== DATA SHOWN ==
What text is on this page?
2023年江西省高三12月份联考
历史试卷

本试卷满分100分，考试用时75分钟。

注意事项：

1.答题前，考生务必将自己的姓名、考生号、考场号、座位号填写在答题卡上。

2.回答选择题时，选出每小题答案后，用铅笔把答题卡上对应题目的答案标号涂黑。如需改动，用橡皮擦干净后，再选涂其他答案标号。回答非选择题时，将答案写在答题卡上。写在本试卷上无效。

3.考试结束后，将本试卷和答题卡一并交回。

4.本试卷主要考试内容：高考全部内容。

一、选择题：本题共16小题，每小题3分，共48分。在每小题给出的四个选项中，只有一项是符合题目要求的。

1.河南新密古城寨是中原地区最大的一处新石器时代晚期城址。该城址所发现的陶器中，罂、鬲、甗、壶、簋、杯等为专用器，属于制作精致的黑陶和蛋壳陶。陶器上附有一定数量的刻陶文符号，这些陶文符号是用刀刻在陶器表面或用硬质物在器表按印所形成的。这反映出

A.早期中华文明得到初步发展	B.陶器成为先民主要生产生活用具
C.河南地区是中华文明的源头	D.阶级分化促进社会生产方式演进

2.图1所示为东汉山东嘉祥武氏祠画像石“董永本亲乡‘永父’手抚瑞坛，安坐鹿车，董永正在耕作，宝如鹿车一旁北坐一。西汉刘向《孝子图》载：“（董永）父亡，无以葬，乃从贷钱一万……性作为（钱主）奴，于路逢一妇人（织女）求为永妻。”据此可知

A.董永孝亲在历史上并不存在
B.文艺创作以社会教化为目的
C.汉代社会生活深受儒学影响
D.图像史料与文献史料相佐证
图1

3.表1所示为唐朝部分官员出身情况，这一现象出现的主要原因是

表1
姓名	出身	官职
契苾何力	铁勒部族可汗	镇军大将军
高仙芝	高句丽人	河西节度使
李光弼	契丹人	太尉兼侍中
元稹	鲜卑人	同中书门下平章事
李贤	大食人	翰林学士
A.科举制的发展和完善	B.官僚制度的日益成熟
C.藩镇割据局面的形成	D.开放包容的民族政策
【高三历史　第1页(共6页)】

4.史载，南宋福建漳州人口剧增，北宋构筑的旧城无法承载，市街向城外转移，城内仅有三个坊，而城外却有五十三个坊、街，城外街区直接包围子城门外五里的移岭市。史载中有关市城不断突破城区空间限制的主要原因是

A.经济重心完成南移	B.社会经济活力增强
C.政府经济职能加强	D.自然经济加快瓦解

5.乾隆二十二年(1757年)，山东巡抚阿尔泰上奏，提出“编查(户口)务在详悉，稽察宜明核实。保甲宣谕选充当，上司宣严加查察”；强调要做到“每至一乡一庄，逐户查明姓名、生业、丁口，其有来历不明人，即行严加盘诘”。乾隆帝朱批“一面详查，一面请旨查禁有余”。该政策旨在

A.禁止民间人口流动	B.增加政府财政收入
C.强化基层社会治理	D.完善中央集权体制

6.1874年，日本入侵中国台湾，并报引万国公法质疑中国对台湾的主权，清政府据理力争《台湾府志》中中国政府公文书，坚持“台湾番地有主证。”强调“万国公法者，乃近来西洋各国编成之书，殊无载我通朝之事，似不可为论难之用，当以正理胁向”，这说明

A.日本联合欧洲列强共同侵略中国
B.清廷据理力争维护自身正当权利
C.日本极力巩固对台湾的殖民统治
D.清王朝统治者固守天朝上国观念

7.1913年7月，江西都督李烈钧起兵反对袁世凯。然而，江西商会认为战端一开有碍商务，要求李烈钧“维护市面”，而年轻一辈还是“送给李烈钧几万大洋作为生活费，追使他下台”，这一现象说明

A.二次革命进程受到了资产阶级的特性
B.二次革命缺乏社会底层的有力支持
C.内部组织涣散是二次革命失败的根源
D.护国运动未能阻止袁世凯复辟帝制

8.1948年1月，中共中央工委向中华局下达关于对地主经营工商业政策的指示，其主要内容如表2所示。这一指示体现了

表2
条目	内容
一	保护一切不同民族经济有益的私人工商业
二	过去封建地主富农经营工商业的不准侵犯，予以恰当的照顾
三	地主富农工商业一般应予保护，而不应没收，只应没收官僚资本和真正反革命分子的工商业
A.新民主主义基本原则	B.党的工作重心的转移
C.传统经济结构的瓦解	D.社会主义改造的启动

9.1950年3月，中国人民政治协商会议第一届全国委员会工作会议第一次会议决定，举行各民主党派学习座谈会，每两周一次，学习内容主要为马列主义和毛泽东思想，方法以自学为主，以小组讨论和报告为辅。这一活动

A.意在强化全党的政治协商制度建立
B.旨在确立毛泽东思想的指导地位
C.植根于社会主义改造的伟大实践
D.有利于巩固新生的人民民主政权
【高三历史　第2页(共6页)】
===
Repeat the material above exactly.

What text is on this page?
2023年江西省高三12月份联考
历史试卷

本试卷满分100分，考试用时75分钟。

注意事项：

1.答题前，考生务必将自己的姓名、考生号、考场号、座位号填写在答题卡上。

2.回答选择题时，选出每小题答案后，用铅笔把答题卡上对应题目的答案标号涂黑。如需改动，用橡皮擦干净后，再选涂其他答案标号。回答非选择题时，将答案写在答题卡上。写在本试卷上无效。

3.考试结束后，将本试卷和答题卡一并交回。

4.本试卷主要考试内容：高考全部内容。

一、选择题：本题共16小题，每小题3分，共48分。在每小题给出的四个选项中，只有一项是符合题目要求的。

1.河南新密古城寨是中原地区最大的一处新石器时代晚期城址。该城址所发现的陶器中，罂、鬲、甗、壶、簋、杯等为专用器，属于制作精致的黑陶和蛋壳陶。陶器上附有一定数量的刻陶文符号，这些陶文符号是用刀刻在陶器表面或用硬质物在器表按印所形成的。这反映出

A.早期中华文明得到初步发展	B.陶器成为先民主要生产生活用具
C.河南地区是中华文明的源头	D.阶级分化促进社会生产方式演进

2.图1所示为东汉山东嘉祥武氏祠画像石“董永本亲乡‘永父’手抚瑞坛，安坐鹿车，董永正在耕作，宝如鹿车一旁北坐一。西汉刘向《孝子图》载：“（董永）父亡，无以葬，乃从贷钱一万……性作为（钱主）奴，于路逢一妇人（织女）求为永妻。”据此可知

A.董永孝亲在历史上并不存在
B.文艺创作以社会教化为目的
C.汉代社会生活深受儒学影响
D.图像史料与文献史料相佐证
图1

3.表1所示为唐朝部分官员出身情况，这一现象出现的主要原因是

表1
姓名	出身	官职
契苾何力	铁勒部族可汗	镇军大将军
高仙芝	高句丽人	河西节度使
李光弼	契丹人	太尉兼侍中
元稹	鲜卑人	同中书门下平章事
李贤	大食人	翰林学士
A.科举制的发展和完善	B.官僚制度的日益成熟
C.藩镇割据局面的形成	D.开放包容的民族政策
【高三历史　第1页(共6页)】

4.史载，南宋福建漳州人口剧增，北宋构筑的旧城无法承载，市街向城外转移，城内仅有三个坊，而城外却有五十三个坊、街，城外街区直接包围子城门外五里的移岭市。史载中有关市城不断突破城区空间限制的主要原因是

A.经济重心完成南移	B.社会经济活力增强
C.政府经济职能加强	D.自然经济加快瓦解

5.乾隆二十二年(1757年)，山东巡抚阿尔泰上奏，提出“编查(户口)务在详悉，稽察宜明核实。保甲宣谕选充当，上司宣严加查察”；强调要做到“每至一乡一庄，逐户查明姓名、生业、丁口，其有来历不明人，即行严加盘诘”。乾隆帝朱批“一面详查，一面请旨查禁有余”。该政策旨在

A.禁止民间人口流动	B.增加政府财政收入
C.强化基层社会治理	D.完善中央集权体制

6.1874年，日本入侵中国台湾，并报引万国公法质疑中国对台湾的主权，清政府据理力争《台湾府志》中中国政府公文书，坚持“台湾番地有主证。”强调“万国公法者，乃近来西洋各国编成之书，殊无载我通朝之事，似不可为论难之用，当以正理胁向”，这说明

A.日本联合欧洲列强共同侵略中国
B.清廷据理力争维护自身正当权利
C.日本极力巩固对台湾的殖民统治
D.清王朝统治者固守天朝上国观念

7.1913年7月，江西都督李烈钧起兵反对袁世凯。然而，江西商会认为战端一开有碍商务，要求李烈钧“维护市面”，而年轻一辈还是“送给李烈钧几万大洋作为生活费，追使他下台”，这一现象说明

A.二次革命进程受到了资产阶级的特性
B.二次革命缺乏社会底层的有力支持
C.内部组织涣散是二次革命失败的根源
D.护国运动未能阻止袁世凯复辟帝制

8.1948年1月，中共中央工委向中华局下达关于对地主经营工商业政策的指示，其主要内容如表2所示。这一指示体现了

表2
条目	内容
一	保护一切不同民族经济有益的私人工商业
二	过去封建地主富农经营工商业的不准侵犯，予以恰当的照顾
三	地主富农工商业一般应予保护，而不应没收，只应没收官僚资本和真正反革命分子的工商业
A.新民主主义基本原则	B.党的工作重心的转移
C.传统经济结构的瓦解	D.社会主义改造的启动

9.1950年3月，中国人民政治协商会议第一届全国委员会工作会议第一次会议决定，举行各民主党派学习座谈会，每两周一次，学习内容主要为马列主义和毛泽东思想，方法以自学为主，以小组讨论和报告为辅。这一活动

A.意在强化全党的政治协商制度建立
B.旨在确立毛泽东思想的指导地位
C.植根于社会主义改造的伟大实践
D.有利于巩固新生的人民民主政权
【高三历史　第2页(共6页)】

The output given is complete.